> AIM
Find all the lines with "series" and gather them.

> GIVEN RECORDS
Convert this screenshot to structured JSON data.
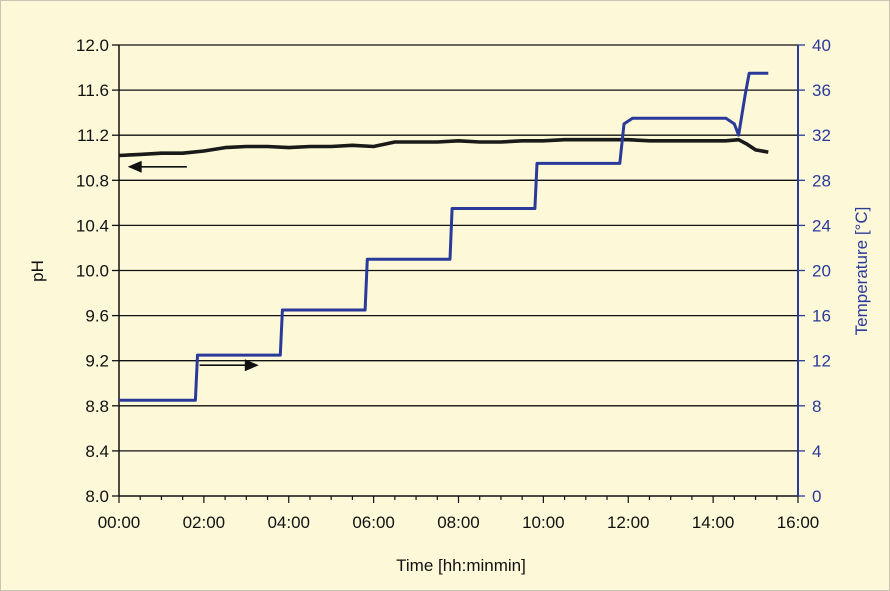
{
  "chart_data": {
    "type": "line",
    "title": "",
    "xlabel": "Time [hh:minmin]",
    "ylabel_left": "pH",
    "ylabel_right": "Temperature [°C]",
    "x_ticks": [
      "00:00",
      "02:00",
      "04:00",
      "06:00",
      "08:00",
      "10:00",
      "12:00",
      "14:00",
      "16:00"
    ],
    "y_left_ticks": [
      "8.0",
      "8.4",
      "8.8",
      "9.2",
      "9.6",
      "10.0",
      "10.4",
      "10.8",
      "11.2",
      "11.6",
      "12.0"
    ],
    "y_right_ticks": [
      "0",
      "4",
      "8",
      "12",
      "16",
      "20",
      "24",
      "28",
      "32",
      "36",
      "40"
    ],
    "xlim_hours": [
      0,
      16
    ],
    "ylim_left": [
      8.0,
      12.0
    ],
    "ylim_right": [
      0,
      40
    ],
    "grid": "horizontal",
    "colors": {
      "ph": "#1a1a1a",
      "temperature": "#2a3a9a",
      "right_axis": "#2a3a9a",
      "background": "#fdf8d8"
    },
    "series": [
      {
        "axis": "left",
        "x_hours": [
          0.0,
          0.5,
          1.0,
          1.5,
          2.0,
          2.5,
          3.0,
          3.5,
          4.0,
          4.5,
          5.0,
          5.5,
          6.0,
          6.5,
          7.0,
          7.5,
          8.0,
          8.5,
          9.0,
          9.5,
          10.0,
          10.5,
          11.0,
          11.5,
          12.0,
          12.5,
          13.0,
          13.5,
          14.0,
          14.3,
          14.6,
          14.8,
          15.0,
          15.3
        ],
        "values": [
          11.02,
          11.03,
          11.04,
          11.04,
          11.06,
          11.09,
          11.1,
          11.1,
          11.09,
          11.1,
          11.1,
          11.11,
          11.1,
          11.14,
          11.14,
          11.14,
          11.15,
          11.14,
          11.14,
          11.15,
          11.15,
          11.16,
          11.16,
          11.16,
          11.16,
          11.15,
          11.15,
          11.15,
          11.15,
          11.15,
          11.16,
          11.12,
          11.07,
          11.05
        ]
      },
      {
        "axis": "right",
        "x_hours": [
          0.0,
          1.8,
          1.85,
          3.8,
          3.85,
          5.8,
          5.85,
          7.8,
          7.85,
          9.8,
          9.85,
          11.8,
          11.9,
          12.1,
          12.3,
          14.3,
          14.5,
          14.55,
          14.6,
          14.75,
          14.85,
          15.3
        ],
        "values": [
          8.5,
          8.5,
          12.5,
          12.5,
          16.5,
          16.5,
          21.0,
          21.0,
          25.5,
          25.5,
          29.5,
          29.5,
          33.0,
          33.5,
          33.5,
          33.5,
          33.0,
          32.5,
          32.0,
          35.5,
          37.5,
          37.5
        ]
      }
    ],
    "annotations": [
      {
        "shape": "arrow",
        "direction": "left",
        "series": "pH",
        "x_hours": [
          1.6,
          0.3
        ],
        "ph": 10.92
      },
      {
        "shape": "arrow",
        "direction": "right",
        "series": "Temperature",
        "x_hours": [
          1.9,
          3.2
        ],
        "temp": 11.6
      }
    ]
  }
}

> REPLY TO THE EXERCISE
    "series": [
        "series": "pH",
        "series": "Temperature",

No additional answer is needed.